:: Given request ::
Copy all the material that follows, keeping every character the same.

Figure record listings
=====
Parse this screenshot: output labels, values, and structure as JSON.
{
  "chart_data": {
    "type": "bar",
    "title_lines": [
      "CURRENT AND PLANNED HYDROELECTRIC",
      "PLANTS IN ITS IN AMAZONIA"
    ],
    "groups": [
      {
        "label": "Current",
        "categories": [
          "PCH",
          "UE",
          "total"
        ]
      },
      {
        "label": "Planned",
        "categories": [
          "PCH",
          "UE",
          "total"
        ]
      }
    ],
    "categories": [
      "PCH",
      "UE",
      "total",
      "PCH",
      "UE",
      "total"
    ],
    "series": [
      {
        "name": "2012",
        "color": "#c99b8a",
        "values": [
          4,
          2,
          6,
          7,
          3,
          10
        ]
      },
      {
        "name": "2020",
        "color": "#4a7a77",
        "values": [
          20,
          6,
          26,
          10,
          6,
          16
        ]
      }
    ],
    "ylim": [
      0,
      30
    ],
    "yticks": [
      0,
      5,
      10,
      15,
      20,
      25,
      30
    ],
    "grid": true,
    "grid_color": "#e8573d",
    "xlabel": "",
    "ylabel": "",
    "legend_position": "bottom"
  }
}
=====
:: Response ::
Parse this screenshot: output labels, values, and structure as JSON.
{
  "chart_data": {
    "type": "bar",
    "title_lines": [
      "CURRENT AND PLANNED HYDROELECTRIC",
      "PLANTS IN ITS IN AMAZONIA"
    ],
    "groups": [
      {
        "label": "Current",
        "categories": [
          "PCH",
          "UE",
          "total"
        ]
      },
      {
        "label": "Planned",
        "categories": [
          "PCH",
          "UE",
          "total"
        ]
      }
    ],
    "categories": [
      "PCH",
      "UE",
      "total",
      "PCH",
      "UE",
      "total"
    ],
    "series": [
      {
        "name": "2012",
        "color": "#c99b8a",
        "values": [
          4,
          2,
          6,
          7,
          3,
          10
        ]
      },
      {
        "name": "2020",
        "color": "#4a7a77",
        "values": [
          20,
          6,
          26,
          10,
          6,
          16
        ]
      }
    ],
    "ylim": [
      0,
      30
    ],
    "yticks": [
      0,
      5,
      10,
      15,
      20,
      25,
      30
    ],
    "grid": true,
    "grid_color": "#e8573d",
    "xlabel": "",
    "ylabel": "",
    "legend_position": "bottom"
  }
}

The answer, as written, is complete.